From the entries below, copy every line holding the word "услуг".
________
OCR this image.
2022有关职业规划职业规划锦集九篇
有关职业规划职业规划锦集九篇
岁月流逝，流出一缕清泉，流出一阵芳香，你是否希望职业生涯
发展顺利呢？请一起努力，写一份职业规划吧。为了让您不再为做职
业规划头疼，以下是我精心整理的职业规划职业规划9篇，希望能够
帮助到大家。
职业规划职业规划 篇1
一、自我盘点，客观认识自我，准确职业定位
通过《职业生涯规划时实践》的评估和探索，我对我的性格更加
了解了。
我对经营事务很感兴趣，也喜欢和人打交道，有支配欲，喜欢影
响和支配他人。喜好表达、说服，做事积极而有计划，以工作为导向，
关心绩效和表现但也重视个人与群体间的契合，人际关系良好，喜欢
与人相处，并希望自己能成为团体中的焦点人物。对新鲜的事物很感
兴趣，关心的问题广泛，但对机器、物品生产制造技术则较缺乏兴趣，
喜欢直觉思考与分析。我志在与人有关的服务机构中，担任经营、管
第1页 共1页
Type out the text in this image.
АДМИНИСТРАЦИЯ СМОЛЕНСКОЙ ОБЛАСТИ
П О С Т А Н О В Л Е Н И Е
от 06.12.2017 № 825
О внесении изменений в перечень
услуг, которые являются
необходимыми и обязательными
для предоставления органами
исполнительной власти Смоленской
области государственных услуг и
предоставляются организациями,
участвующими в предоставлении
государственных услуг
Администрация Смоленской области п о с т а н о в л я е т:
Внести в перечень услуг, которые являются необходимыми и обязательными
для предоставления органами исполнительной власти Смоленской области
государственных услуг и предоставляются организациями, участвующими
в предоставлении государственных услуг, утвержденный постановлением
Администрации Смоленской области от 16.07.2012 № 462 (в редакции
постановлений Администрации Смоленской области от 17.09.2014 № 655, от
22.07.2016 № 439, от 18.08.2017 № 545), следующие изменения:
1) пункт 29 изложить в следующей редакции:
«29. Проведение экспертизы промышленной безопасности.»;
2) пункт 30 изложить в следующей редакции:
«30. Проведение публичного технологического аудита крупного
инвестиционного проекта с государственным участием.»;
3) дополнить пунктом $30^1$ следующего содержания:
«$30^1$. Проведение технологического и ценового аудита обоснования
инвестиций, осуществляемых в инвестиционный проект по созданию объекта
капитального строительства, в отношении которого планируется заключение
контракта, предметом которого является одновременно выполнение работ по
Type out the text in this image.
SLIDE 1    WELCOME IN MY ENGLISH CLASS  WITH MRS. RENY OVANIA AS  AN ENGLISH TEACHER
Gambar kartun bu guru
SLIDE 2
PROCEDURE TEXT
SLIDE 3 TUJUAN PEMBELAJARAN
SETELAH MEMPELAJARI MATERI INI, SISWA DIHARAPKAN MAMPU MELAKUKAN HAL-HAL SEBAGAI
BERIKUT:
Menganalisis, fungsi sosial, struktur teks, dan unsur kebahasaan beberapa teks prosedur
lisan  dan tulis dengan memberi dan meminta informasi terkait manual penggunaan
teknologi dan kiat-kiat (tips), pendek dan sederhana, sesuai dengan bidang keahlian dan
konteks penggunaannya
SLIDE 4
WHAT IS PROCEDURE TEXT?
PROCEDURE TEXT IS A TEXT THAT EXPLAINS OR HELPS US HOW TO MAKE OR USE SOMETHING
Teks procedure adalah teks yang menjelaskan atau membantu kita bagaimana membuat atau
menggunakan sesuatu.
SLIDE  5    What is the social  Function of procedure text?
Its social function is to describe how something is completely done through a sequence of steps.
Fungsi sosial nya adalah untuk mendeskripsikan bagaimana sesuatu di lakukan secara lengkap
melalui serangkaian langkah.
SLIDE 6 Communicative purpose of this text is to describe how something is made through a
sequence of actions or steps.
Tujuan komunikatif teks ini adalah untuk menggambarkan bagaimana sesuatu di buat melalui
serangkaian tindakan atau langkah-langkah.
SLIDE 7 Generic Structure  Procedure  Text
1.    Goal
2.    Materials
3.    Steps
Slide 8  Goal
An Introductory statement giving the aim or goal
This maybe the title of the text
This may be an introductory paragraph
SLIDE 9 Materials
________
Correct answer:
услуг, которые являются
области государственных услуг и
государственных услуг
Внести в перечень услуг, которые являются необходимыми и обязательными
государственных услуг и предоставляются организациями, участвующими
в предоставлении государственных услуг, утвержденный постановлением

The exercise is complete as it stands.